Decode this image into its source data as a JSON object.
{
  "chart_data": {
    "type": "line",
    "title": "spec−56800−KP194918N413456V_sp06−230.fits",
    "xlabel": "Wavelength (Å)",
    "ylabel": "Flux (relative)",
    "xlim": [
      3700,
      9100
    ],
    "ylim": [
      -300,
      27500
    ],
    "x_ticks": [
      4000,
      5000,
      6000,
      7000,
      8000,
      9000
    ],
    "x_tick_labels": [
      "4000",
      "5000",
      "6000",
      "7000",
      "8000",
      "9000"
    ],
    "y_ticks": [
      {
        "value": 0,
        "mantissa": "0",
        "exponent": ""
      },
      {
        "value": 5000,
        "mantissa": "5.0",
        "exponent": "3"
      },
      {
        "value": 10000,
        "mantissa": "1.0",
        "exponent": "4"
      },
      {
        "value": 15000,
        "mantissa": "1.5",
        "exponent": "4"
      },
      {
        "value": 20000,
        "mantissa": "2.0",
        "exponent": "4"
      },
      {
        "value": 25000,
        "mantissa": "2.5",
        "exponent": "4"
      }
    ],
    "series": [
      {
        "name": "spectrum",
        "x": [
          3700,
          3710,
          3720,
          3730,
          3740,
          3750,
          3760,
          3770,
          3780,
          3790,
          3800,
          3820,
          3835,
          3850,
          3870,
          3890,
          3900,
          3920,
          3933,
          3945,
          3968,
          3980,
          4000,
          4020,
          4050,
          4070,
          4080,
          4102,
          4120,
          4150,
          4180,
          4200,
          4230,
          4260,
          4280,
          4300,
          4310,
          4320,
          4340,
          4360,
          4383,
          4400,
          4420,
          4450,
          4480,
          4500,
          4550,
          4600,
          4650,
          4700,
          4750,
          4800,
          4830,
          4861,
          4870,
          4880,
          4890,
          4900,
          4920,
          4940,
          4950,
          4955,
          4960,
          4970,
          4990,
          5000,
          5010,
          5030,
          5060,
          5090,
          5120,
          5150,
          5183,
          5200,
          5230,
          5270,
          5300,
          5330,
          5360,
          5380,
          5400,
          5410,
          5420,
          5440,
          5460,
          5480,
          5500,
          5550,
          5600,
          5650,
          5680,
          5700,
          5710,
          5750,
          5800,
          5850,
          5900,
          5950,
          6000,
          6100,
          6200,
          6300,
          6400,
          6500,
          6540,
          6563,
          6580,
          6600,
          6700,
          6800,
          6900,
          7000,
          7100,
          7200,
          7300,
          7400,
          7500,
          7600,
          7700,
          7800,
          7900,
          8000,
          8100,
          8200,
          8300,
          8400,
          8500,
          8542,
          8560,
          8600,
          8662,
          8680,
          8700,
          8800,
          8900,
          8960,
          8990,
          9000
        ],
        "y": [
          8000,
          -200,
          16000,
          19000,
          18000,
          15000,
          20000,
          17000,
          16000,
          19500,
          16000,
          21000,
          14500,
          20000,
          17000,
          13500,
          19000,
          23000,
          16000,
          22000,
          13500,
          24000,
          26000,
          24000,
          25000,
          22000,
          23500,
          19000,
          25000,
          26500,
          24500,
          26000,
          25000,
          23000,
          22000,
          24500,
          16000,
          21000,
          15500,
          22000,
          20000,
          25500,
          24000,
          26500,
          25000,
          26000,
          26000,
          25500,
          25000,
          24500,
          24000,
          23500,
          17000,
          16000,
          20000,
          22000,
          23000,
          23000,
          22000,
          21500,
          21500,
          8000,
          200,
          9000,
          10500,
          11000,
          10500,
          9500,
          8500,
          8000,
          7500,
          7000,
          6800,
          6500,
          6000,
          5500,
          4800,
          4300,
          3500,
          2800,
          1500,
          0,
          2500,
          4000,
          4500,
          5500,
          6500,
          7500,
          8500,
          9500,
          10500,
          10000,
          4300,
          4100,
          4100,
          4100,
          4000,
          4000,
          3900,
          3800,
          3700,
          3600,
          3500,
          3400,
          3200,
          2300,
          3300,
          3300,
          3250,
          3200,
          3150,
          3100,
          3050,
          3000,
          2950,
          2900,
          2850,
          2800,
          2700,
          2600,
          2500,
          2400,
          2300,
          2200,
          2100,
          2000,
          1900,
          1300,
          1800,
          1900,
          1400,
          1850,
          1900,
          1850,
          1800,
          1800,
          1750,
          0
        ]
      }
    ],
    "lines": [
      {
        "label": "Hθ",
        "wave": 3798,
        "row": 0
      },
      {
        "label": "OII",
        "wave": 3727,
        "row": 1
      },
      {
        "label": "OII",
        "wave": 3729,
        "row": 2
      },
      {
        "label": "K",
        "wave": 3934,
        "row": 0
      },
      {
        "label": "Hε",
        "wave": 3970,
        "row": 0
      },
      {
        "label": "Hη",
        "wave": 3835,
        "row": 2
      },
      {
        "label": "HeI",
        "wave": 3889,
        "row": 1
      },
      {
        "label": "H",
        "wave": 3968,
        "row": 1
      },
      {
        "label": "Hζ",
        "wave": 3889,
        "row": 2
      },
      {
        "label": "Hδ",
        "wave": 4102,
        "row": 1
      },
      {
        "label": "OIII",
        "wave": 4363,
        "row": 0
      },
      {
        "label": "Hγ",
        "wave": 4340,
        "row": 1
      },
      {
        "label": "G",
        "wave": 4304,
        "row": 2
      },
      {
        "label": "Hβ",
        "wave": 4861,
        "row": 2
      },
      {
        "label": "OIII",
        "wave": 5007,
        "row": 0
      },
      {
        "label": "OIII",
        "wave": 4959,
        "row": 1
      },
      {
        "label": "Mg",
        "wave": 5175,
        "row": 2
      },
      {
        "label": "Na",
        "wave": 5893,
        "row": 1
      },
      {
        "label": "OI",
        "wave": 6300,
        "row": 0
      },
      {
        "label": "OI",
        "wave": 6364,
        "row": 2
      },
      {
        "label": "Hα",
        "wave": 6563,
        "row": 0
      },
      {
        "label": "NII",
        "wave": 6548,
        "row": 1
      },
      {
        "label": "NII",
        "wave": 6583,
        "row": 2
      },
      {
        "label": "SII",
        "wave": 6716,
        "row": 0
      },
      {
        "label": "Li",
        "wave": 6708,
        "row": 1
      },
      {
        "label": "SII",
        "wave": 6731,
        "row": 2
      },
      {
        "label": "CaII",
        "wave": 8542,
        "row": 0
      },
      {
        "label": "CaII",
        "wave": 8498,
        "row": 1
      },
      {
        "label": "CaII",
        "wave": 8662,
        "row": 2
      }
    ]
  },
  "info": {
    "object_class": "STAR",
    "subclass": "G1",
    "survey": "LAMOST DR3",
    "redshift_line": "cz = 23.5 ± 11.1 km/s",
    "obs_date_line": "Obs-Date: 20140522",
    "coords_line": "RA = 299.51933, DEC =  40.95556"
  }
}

--

→ **Instruction**: All lines above with "value" in them should be returned.

→ **Task solution**:
        "value": 0,
        "value": 5000,
        "value": 10000,
        "value": 15000,
        "value": 20000,
        "value": 25000,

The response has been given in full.